Kutipan Bacaan
Pages

Saturday, October 31, 2020

Dukaku

"Mungkin ini memang jalan takdirku
Mengagumi tanpa dicintai."

Awalnya lagu ini tidak punya makna apa-apa untukku. Hingga pada akhirnya aku terlalu jauh menelaah arti dari setiap lirik di lagu ini. Jahat, jahat sekali lagu ini. Aku yang awalnya tidak suka band Ungu, makin hari semakin membenci. Bukan dalam arti secara harfiah, lebih ke perasaan kenapa mereka bisa membuat lirik yang terlalu dalam dan membuat duka buat yang mendengarkan? Mereka berhasil. Setidaknya satu pendengar berhasil mereka doktrin ke dalam ruang gelap patah hati. Iya, aku.

Lambat laun lagu ini sehari bisa sampai puluhan kali aku dengar. Dipadukan dengan earphone di telinga, aku sukses melewati malam-malamku dengan perasaan berbeda setiap harinya. Aku benar-benar menjadi pengikut setia rasa pedih.

Jika cinta adalah madu, maka patah hati adalah sendu. Terkadang perasaan memang tak perlu dibalas. Layaknya pesan sekedar mengucapkan selamat malam yang tak pernah terbaca. Tak mengapa bagiku, asal kau pun bahagia dalam hidupmu.

"Kuingin kau tahu diriku di sini menanti dirimu."

Terkadang pesan ini ingin sekali aku sampaikan untuk dia yang membuatku tergila-gila akan lagu ini. Namun sekali lagi, dinamika lagu ini terlalu rumit untuk vokalku yang biasa saja. Layaknya aku yang pas-pasan untukmu yang jadi idola.

Aku tak pernah menyesali sebuah perasaan yang telah tercipta ini. Namun aku sedikit kecewa bagaimana aku menutup kisah ini tanpa saling menyapa.

Luangkan sedikit waktumu untuk membaca ini, aku masih belum menyerah untuk menantimu.


Dari hati yang tak pernah kau jamah,

Arie.

Friday, May 22, 2020

Merayakan Perpisahan dengan Duka

Belum sempat secara langsung menyapa, belum sempat pula saling berkenalan. Namun kamu sudah berhasil membuatku merasa patah hati. Eriena Kartika Dewi, jahat!

Sore itu aku sedang pergi, saat pulang ke rumah aku coba cek handphone-ku. Notifikasi lebih banyak dari sebelumnya. Aku coba buka mulai dari Whatsapp, aku pikir ada supervisi penting di pekerjaanku. Tapi aku tertarik membuka pesan yang berisi takbir, ALLAHUAKBAR, dengan keseluruhan huruf kapital. Layaknya tertusuk pedang saat perang dalam keadaan belum siap bertempur, aku lemas seketika membaca kabar jika Eriena Kartika Dewi mengundurkan diri dari JKT48. Awalnya aku mencoba biasa, namun ternyata sulit. Selalu terbayang-bayang kata-kata perpisahan itu. Aku belum ikhlas.

Data Tercatat
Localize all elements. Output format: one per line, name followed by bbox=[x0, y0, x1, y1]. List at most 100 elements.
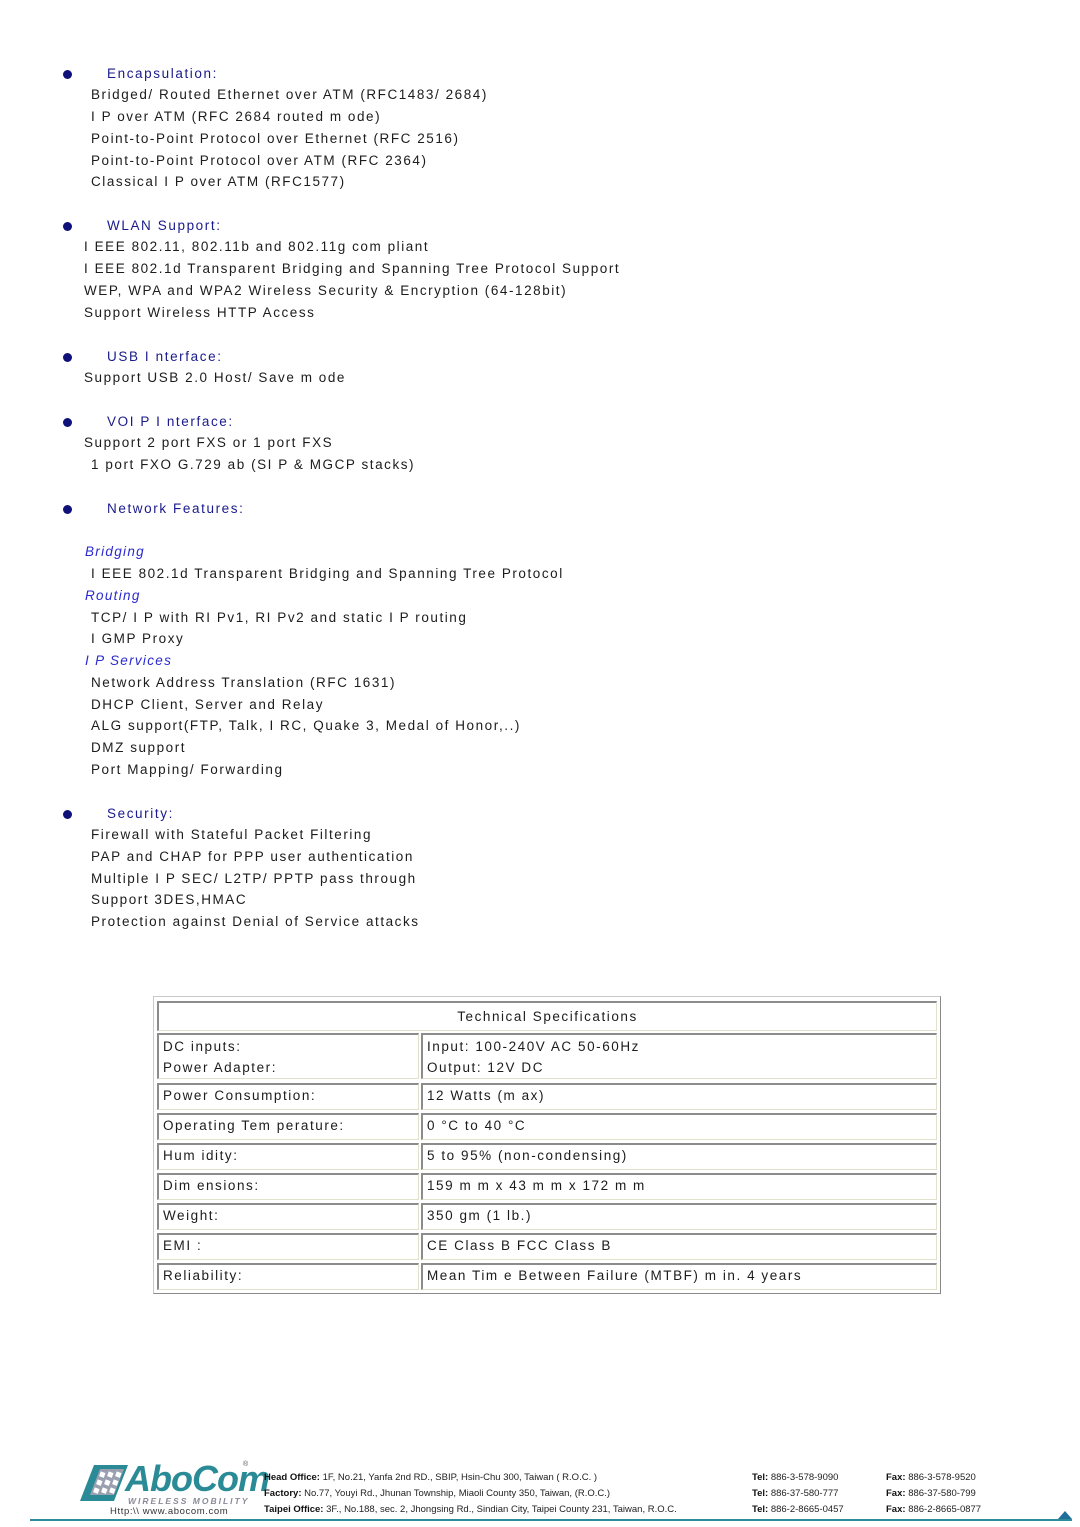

Soal Latihan
• A. Salin ulang tanpa perubahan bagian tulisan blog dari "Saturday, October 31, 2020" sampai dengan "setia rasa pedih.".
• B. Jawab pertanyaan berikut berdasarkan tulisan blog:
(i) Lagu band apa yang awalnya tidak disukai penulis?
(ii) Dalam sehari, lambat laun lagu itu bisa didengar sampai berapa kali?
(iii) Dari grup mana Eriena Kartika Dewi mengundurkan diri?
• C. Tulis lanjutan tulisan blog tentang mundurnya Eriena Kartika Dewi dari JKT48, dimulai setelah kalimat terakhir yang ada.
Listing di atas berasal dari sumber yang berbeda dengan tulisan blog ini.

Jawaban
• A.
Saturday, October 31, 2020

Dukaku

"Mungkin ini memang jalan takdirku
Mengagumi tanpa dicintai."

Awalnya lagu ini tidak punya makna apa-apa untukku. Hingga pada akhirnya aku terlalu jauh menelaah arti dari setiap lirik di lagu ini. Jahat, jahat sekali lagu ini. Aku yang awalnya tidak suka band Ungu, makin hari semakin membenci. Bukan dalam arti secara harfiah, lebih ke perasaan kenapa mereka bisa membuat lirik yang terlalu dalam dan membuat duka buat yang mendengarkan? Mereka berhasil. Setidaknya satu pendengar berhasil mereka doktrin ke dalam ruang gelap patah hati. Iya, aku.

Lambat laun lagu ini sehari bisa sampai puluhan kali aku dengar. Dipadukan dengan earphone di telinga, aku sukses melewati malam-malamku dengan perasaan berbeda setiap harinya. Aku benar-benar menjadi pengikut setia rasa pedih.

• B.
(i) Band Ungu.
(ii) Sampai puluhan kali.
(iii) JKT48.

• C.
Eriena Kartika Dewi. Terima kasih telah menjadi idola yang baik selama ini. Terima kasih telah memberi senyum. Terima kasih telah mengajariku ilmu ikhlas meskipun dalam keadaan terpaksa seperti ini. Aku belum rela, tapi aku menghormati keputusan kamu. Tapi kamu tahu tidak jika aku di sini patah hati? Memang, selama ininaku tidak terlalu menunjukkan diri sebagai penggemarmu, tapi aku adalah pengagum talenta yang kamu miliki.

Eriena Kartika Dewi. Aku sempat menulis sebuah cerita terinspirasi dari dirimu berjudul "Kupu-Kupu Biru". Mungkin itu juga isyarat dari kamu. Layaknya kupu-kupu, berawal dari sebuah kepompong lalu menjadi kupu-kupu yang anggun. Namun tidak bisa aku lihat terlalu lama.

Eriena Kartika Dewi. Mungkin kita akan sulit atau bahkan tidak akan berjumpa lagi. Semoga kamu selalu sehat, sukses dan selalu bertanggung jawab atas semua keputusan kamu.

Aku rindu.
Salam sayang, Arienovs.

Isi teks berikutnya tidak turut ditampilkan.